**Stored rows:**
--- start ---
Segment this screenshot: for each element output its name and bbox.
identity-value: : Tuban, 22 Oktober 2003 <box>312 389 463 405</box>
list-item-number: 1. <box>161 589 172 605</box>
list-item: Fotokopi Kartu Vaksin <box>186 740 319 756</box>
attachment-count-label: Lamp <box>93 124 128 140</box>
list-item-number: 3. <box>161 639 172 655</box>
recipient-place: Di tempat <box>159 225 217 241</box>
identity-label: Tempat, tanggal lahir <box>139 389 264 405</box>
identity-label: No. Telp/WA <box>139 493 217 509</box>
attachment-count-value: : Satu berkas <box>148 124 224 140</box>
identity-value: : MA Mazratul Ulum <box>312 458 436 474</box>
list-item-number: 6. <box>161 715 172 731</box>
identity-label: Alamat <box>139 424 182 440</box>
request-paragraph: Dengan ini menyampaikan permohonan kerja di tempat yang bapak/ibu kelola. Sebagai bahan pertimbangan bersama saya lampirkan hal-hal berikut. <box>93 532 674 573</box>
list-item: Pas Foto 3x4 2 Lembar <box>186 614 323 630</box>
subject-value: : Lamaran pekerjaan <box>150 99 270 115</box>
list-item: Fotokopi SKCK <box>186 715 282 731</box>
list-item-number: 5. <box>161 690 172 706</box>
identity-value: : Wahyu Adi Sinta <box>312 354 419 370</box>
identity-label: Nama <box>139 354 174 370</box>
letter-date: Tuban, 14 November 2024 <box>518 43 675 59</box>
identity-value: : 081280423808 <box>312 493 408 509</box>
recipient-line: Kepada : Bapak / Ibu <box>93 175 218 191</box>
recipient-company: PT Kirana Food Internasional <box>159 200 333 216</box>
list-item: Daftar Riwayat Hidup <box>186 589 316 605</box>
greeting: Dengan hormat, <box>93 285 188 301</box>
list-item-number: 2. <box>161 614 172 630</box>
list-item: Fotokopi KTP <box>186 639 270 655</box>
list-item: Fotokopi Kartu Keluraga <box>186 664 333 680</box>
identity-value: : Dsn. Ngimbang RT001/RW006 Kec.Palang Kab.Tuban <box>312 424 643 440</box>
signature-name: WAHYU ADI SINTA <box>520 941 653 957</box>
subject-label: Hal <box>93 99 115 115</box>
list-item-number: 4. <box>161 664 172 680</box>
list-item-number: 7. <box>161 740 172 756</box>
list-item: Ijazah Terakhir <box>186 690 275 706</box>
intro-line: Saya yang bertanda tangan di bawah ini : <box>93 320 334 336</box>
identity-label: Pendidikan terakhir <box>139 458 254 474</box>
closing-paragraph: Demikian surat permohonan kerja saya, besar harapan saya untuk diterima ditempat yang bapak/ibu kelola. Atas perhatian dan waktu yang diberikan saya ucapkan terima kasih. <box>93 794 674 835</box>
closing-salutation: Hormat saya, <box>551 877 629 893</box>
--- end ---
Copy out the material above line for line, without changing anything.

**Response:**
Segment this screenshot: for each element output its name and bbox.
identity-value: : Tuban, 22 Oktober 2003 <box>312 389 463 405</box>
list-item-number: 1. <box>161 589 172 605</box>
list-item: Fotokopi Kartu Vaksin <box>186 740 319 756</box>
attachment-count-label: Lamp <box>93 124 128 140</box>
list-item-number: 3. <box>161 639 172 655</box>
recipient-place: Di tempat <box>159 225 217 241</box>
identity-label: Tempat, tanggal lahir <box>139 389 264 405</box>
identity-label: No. Telp/WA <box>139 493 217 509</box>
attachment-count-value: : Satu berkas <box>148 124 224 140</box>
identity-value: : MA Mazratul Ulum <box>312 458 436 474</box>
list-item-number: 6. <box>161 715 172 731</box>
identity-label: Alamat <box>139 424 182 440</box>
request-paragraph: Dengan ini menyampaikan permohonan kerja di tempat yang bapak/ibu kelola. Sebagai bahan pertimbangan bersama saya lampirkan hal-hal berikut. <box>93 532 674 573</box>
list-item: Pas Foto 3x4 2 Lembar <box>186 614 323 630</box>
subject-value: : Lamaran pekerjaan <box>150 99 270 115</box>
list-item: Fotokopi SKCK <box>186 715 282 731</box>
list-item-number: 5. <box>161 690 172 706</box>
identity-value: : Wahyu Adi Sinta <box>312 354 419 370</box>
identity-label: Nama <box>139 354 174 370</box>
letter-date: Tuban, 14 November 2024 <box>518 43 675 59</box>
identity-value: : 081280423808 <box>312 493 408 509</box>
recipient-line: Kepada : Bapak / Ibu <box>93 175 218 191</box>
recipient-company: PT Kirana Food Internasional <box>159 200 333 216</box>
list-item: Daftar Riwayat Hidup <box>186 589 316 605</box>
greeting: Dengan hormat, <box>93 285 188 301</box>
list-item-number: 2. <box>161 614 172 630</box>
list-item: Fotokopi KTP <box>186 639 270 655</box>
list-item: Fotokopi Kartu Keluraga <box>186 664 333 680</box>
identity-value: : Dsn. Ngimbang RT001/RW006 Kec.Palang Kab.Tuban <box>312 424 643 440</box>
signature-name: WAHYU ADI SINTA <box>520 941 653 957</box>
subject-label: Hal <box>93 99 115 115</box>
list-item-number: 4. <box>161 664 172 680</box>
list-item-number: 7. <box>161 740 172 756</box>
list-item: Ijazah Terakhir <box>186 690 275 706</box>
intro-line: Saya yang bertanda tangan di bawah ini : <box>93 320 334 336</box>
identity-label: Pendidikan terakhir <box>139 458 254 474</box>
closing-paragraph: Demikian surat permohonan kerja saya, besar harapan saya untuk diterima ditempat yang bapak/ibu kelola. Atas perhatian dan waktu yang diberikan saya ucapkan terima kasih. <box>93 794 674 835</box>
closing-salutation: Hormat saya, <box>551 877 629 893</box>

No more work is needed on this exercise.